Texte fourni

De belles opérations d’envergure se sont inscrites dans le respect d’ambitions durables élevées à la fois dans l’architecture et dans le rapport du bâti à l’espace public. L’espace de déplacement est partagé en intermodalité, le végétal participe au confort thermique, à la biodiversité et à la qualité du cadre de vie.
La ZAC de Beauséjour à Sainte Marie, initiée par CBO à partir de 2007, a été conçue comme une greffe urbaine en extension de l’agglomération du Nord sur une zone de 78 hectares. La nouvelle ville accueille plus de 5 000 habitants dont 800 en logements sociaux. Couronnée de nombreux prix, elle se distingue notamment par la qualité de traitement alternatif des eaux pluviales et par la riche biodiversité de la trame des espaces publics participant au confort climatique, à l’animation et à la convivialité des espaces.

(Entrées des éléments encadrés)
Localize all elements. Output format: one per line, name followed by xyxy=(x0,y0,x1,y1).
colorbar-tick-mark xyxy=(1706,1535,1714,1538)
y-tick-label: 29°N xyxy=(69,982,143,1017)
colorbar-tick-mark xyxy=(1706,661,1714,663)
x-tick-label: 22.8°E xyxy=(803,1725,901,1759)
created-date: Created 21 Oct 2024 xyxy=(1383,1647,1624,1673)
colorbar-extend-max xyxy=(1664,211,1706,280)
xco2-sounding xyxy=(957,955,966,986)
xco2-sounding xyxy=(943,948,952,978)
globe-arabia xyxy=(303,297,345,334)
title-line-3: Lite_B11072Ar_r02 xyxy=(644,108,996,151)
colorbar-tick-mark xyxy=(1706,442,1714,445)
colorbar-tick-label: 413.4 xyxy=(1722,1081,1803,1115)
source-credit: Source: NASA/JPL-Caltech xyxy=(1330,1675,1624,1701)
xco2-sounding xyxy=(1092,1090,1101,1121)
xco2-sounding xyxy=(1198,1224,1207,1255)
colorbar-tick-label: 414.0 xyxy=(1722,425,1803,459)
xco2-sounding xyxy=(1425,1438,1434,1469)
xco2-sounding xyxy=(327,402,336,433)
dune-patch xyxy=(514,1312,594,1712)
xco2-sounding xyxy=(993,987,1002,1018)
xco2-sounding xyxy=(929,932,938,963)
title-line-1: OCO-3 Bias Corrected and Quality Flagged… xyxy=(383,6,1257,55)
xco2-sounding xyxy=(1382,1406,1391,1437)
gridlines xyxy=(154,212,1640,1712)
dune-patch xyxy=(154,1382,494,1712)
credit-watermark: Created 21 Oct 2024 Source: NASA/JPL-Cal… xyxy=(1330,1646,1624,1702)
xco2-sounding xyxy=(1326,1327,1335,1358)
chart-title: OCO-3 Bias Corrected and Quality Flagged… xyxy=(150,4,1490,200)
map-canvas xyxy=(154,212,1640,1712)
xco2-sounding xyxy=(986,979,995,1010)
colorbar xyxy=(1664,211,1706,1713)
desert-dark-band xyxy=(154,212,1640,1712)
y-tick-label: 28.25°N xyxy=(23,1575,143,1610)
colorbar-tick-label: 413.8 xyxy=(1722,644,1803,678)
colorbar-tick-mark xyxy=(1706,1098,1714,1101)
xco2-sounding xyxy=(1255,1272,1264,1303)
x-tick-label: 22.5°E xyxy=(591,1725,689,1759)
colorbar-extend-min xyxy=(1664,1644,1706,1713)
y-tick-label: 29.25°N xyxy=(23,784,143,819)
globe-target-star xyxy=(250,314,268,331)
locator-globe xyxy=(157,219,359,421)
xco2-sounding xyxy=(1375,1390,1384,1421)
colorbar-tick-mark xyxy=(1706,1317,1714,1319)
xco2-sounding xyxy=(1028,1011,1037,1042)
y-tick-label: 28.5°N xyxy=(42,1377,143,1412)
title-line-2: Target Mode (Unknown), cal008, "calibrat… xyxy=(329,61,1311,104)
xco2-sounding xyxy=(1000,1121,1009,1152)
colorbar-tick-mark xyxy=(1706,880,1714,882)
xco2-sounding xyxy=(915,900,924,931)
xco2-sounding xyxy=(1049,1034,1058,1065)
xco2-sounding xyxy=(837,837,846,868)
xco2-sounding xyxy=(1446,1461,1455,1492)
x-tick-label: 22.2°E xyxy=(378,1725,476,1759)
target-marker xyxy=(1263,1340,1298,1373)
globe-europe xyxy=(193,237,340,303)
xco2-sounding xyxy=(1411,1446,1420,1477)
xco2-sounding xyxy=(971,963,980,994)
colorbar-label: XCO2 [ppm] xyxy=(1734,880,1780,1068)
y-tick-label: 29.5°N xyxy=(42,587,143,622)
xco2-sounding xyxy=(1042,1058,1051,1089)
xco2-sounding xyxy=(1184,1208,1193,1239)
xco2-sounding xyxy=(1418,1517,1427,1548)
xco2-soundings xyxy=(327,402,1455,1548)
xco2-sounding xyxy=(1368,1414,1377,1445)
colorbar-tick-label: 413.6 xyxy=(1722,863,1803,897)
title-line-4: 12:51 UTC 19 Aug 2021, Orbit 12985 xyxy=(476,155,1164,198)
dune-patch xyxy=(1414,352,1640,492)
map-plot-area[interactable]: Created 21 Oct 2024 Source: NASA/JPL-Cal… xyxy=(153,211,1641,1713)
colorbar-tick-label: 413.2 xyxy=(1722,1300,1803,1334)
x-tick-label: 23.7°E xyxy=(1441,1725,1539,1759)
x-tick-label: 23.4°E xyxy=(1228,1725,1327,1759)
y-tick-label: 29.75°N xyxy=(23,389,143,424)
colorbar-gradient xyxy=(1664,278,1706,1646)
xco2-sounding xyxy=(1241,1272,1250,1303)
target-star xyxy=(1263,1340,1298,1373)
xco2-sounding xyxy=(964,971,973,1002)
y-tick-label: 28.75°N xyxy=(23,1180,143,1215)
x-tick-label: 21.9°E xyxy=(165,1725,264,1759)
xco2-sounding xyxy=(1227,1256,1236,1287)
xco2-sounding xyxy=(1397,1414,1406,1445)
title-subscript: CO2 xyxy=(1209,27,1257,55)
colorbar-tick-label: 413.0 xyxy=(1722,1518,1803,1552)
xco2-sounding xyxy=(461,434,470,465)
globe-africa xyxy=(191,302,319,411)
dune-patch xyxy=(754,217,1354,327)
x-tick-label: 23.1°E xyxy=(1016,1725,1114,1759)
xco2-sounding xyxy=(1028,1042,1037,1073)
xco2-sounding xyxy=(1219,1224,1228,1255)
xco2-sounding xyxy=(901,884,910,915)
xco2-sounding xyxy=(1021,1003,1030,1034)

Consigne de l'exercice
Restituez mot pour mot le passage du texte sur l'aménagement urbain qui s'ouvre sur les mots contenant « De belles opérations » et se clôt sur « convivialité des espaces. ». Les lignes forment un matériau indépendant du texte.

Corrigé de l'exercice
De belles opérations d’envergure se sont inscrites dans le respect d’ambitions durables élevées à la fois dans l’architecture et dans le rapport du bâti à l’espace public. L’espace de déplacement est partagé en intermodalité, le végétal participe au confort thermique, à la biodiversité et à la qualité du cadre de vie.
La ZAC de Beauséjour à Sainte Marie, initiée par CBO à partir de 2007, a été conçue comme une greffe urbaine en extension de l’agglomération du Nord sur une zone de 78 hectares. La nouvelle ville accueille plus de 5 000 habitants dont 800 en logements sociaux. Couronnée de nombreux prix, elle se distingue notamment par la qualité de traitement alternatif des eaux pluviales et par la riche biodiversité de la trame des espaces publics participant au confort climatique, à l’animation et à la convivialité des espaces.